> Problem to work on:
Reproduce every one of the entries below word for word, line by line.
◇ ◇ ◇ ◇ ◇
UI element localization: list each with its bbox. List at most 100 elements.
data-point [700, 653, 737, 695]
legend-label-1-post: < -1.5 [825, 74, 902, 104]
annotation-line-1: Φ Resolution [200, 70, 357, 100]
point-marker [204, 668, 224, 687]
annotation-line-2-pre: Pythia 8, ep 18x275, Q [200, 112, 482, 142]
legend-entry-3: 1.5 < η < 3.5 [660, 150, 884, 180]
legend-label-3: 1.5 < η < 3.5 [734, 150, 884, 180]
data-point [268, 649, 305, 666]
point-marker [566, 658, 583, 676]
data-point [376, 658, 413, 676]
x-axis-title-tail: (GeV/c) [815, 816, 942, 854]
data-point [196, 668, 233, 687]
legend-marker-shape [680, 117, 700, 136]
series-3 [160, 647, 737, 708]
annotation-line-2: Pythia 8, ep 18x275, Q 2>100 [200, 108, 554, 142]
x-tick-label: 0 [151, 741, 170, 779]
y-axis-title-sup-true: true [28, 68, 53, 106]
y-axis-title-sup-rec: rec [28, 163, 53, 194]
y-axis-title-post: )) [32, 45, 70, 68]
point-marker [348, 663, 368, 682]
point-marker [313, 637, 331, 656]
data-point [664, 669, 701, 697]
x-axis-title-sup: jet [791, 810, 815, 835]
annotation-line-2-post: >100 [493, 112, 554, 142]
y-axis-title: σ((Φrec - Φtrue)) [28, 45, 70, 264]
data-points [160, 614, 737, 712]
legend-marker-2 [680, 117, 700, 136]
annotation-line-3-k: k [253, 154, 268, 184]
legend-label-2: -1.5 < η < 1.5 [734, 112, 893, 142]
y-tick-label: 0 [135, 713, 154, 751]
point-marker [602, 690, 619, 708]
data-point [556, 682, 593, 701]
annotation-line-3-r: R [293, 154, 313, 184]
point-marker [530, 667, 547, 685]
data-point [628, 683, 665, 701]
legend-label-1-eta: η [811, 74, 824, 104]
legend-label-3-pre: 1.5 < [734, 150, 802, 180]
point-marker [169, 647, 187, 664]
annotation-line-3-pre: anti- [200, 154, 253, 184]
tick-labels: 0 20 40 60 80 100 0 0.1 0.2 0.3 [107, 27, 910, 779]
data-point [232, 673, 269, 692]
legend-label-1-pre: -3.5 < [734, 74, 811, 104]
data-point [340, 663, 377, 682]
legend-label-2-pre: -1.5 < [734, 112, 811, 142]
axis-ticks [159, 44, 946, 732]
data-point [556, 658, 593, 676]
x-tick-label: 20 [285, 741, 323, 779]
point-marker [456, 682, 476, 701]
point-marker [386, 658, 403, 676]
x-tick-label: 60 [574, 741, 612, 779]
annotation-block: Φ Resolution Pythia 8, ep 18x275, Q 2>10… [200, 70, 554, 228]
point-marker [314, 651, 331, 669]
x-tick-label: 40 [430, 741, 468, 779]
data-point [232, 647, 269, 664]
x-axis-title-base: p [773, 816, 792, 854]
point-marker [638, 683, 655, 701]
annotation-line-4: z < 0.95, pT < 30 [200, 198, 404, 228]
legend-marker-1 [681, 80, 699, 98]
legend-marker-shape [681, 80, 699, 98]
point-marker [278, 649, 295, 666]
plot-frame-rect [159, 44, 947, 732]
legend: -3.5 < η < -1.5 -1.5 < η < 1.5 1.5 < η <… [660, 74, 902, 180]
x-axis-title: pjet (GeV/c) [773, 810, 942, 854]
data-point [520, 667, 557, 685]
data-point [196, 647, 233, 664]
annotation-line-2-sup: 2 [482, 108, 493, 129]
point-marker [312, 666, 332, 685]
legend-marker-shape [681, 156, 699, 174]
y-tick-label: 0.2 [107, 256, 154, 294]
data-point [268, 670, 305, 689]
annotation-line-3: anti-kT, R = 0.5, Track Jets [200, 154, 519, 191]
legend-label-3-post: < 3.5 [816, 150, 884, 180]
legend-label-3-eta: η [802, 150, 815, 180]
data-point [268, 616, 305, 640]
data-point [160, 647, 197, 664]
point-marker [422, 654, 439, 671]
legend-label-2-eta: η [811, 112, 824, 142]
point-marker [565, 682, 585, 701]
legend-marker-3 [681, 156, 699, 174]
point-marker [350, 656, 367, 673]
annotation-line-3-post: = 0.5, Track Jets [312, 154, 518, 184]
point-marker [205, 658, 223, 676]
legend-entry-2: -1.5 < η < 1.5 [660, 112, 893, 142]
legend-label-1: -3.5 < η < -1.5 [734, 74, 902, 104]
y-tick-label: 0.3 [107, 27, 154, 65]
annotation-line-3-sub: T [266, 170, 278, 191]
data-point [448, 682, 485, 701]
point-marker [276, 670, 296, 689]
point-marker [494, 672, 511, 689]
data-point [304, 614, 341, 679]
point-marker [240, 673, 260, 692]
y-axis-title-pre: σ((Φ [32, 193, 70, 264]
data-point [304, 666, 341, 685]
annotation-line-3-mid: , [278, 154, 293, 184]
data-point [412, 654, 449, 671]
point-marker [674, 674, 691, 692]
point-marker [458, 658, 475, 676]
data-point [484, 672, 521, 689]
◇ ◇ ◇ ◇ ◇
> Written solution:
UI element localization: list each with its bbox. List at most 100 elements.
data-point [700, 653, 737, 695]
legend-label-1-post: < -1.5 [825, 74, 902, 104]
annotation-line-1: Φ Resolution [200, 70, 357, 100]
point-marker [204, 668, 224, 687]
annotation-line-2-pre: Pythia 8, ep 18x275, Q [200, 112, 482, 142]
legend-entry-3: 1.5 < η < 3.5 [660, 150, 884, 180]
legend-label-3: 1.5 < η < 3.5 [734, 150, 884, 180]
data-point [268, 649, 305, 666]
point-marker [566, 658, 583, 676]
data-point [376, 658, 413, 676]
x-axis-title-tail: (GeV/c) [815, 816, 942, 854]
data-point [196, 668, 233, 687]
legend-marker-shape [680, 117, 700, 136]
series-3 [160, 647, 737, 708]
annotation-line-2: Pythia 8, ep 18x275, Q 2>100 [200, 108, 554, 142]
x-tick-label: 0 [151, 741, 170, 779]
y-axis-title-sup-true: true [28, 68, 53, 106]
y-axis-title-sup-rec: rec [28, 163, 53, 194]
y-axis-title-post: )) [32, 45, 70, 68]
point-marker [348, 663, 368, 682]
point-marker [313, 637, 331, 656]
data-point [664, 669, 701, 697]
x-axis-title-sup: jet [791, 810, 815, 835]
annotation-line-2-post: >100 [493, 112, 554, 142]
y-axis-title: σ((Φrec - Φtrue)) [28, 45, 70, 264]
data-points [160, 614, 737, 712]
legend-marker-2 [680, 117, 700, 136]
annotation-line-3-k: k [253, 154, 268, 184]
legend-label-2: -1.5 < η < 1.5 [734, 112, 893, 142]
y-tick-label: 0 [135, 713, 154, 751]
point-marker [602, 690, 619, 708]
data-point [556, 682, 593, 701]
annotation-line-3-r: R [293, 154, 313, 184]
point-marker [530, 667, 547, 685]
data-point [628, 683, 665, 701]
legend-label-1-eta: η [811, 74, 824, 104]
legend-label-3-pre: 1.5 < [734, 150, 802, 180]
point-marker [169, 647, 187, 664]
annotation-line-3-pre: anti- [200, 154, 253, 184]
tick-labels: 0 20 40 60 80 100 0 0.1 0.2 0.3 [107, 27, 910, 779]
data-point [232, 673, 269, 692]
legend-label-1-pre: -3.5 < [734, 74, 811, 104]
data-point [340, 663, 377, 682]
legend-label-2-pre: -1.5 < [734, 112, 811, 142]
axis-ticks [159, 44, 946, 732]
data-point [556, 658, 593, 676]
x-tick-label: 20 [285, 741, 323, 779]
point-marker [456, 682, 476, 701]
point-marker [386, 658, 403, 676]
x-tick-label: 60 [574, 741, 612, 779]
annotation-block: Φ Resolution Pythia 8, ep 18x275, Q 2>10… [200, 70, 554, 228]
point-marker [314, 651, 331, 669]
x-tick-label: 40 [430, 741, 468, 779]
data-point [232, 647, 269, 664]
x-axis-title-base: p [773, 816, 792, 854]
point-marker [638, 683, 655, 701]
annotation-line-4: z < 0.95, pT < 30 [200, 198, 404, 228]
legend-marker-1 [681, 80, 699, 98]
legend-marker-shape [681, 80, 699, 98]
point-marker [278, 649, 295, 666]
plot-frame-rect [159, 44, 947, 732]
legend: -3.5 < η < -1.5 -1.5 < η < 1.5 1.5 < η <… [660, 74, 902, 180]
x-axis-title: pjet (GeV/c) [773, 810, 942, 854]
data-point [520, 667, 557, 685]
data-point [196, 647, 233, 664]
annotation-line-2-sup: 2 [482, 108, 493, 129]
point-marker [312, 666, 332, 685]
legend-marker-shape [681, 156, 699, 174]
y-tick-label: 0.2 [107, 256, 154, 294]
data-point [268, 670, 305, 689]
annotation-line-3: anti-kT, R = 0.5, Track Jets [200, 154, 519, 191]
legend-label-3-post: < 3.5 [816, 150, 884, 180]
legend-label-3-eta: η [802, 150, 815, 180]
data-point [268, 616, 305, 640]
data-point [160, 647, 197, 664]
point-marker [422, 654, 439, 671]
legend-label-2-eta: η [811, 112, 824, 142]
point-marker [565, 682, 585, 701]
legend-marker-3 [681, 156, 699, 174]
point-marker [350, 656, 367, 673]
annotation-line-3-post: = 0.5, Track Jets [312, 154, 518, 184]
point-marker [205, 658, 223, 676]
legend-entry-2: -1.5 < η < 1.5 [660, 112, 893, 142]
legend-label-1: -3.5 < η < -1.5 [734, 74, 902, 104]
y-tick-label: 0.3 [107, 27, 154, 65]
annotation-line-3-sub: T [266, 170, 278, 191]
data-point [448, 682, 485, 701]
point-marker [276, 670, 296, 689]
point-marker [494, 672, 511, 689]
data-point [304, 614, 341, 679]
point-marker [240, 673, 260, 692]
y-axis-title-pre: σ((Φ [32, 193, 70, 264]
data-point [304, 666, 341, 685]
annotation-line-3-mid: , [278, 154, 293, 184]
data-point [412, 654, 449, 671]
point-marker [674, 674, 691, 692]
point-marker [458, 658, 475, 676]
data-point [484, 672, 521, 689]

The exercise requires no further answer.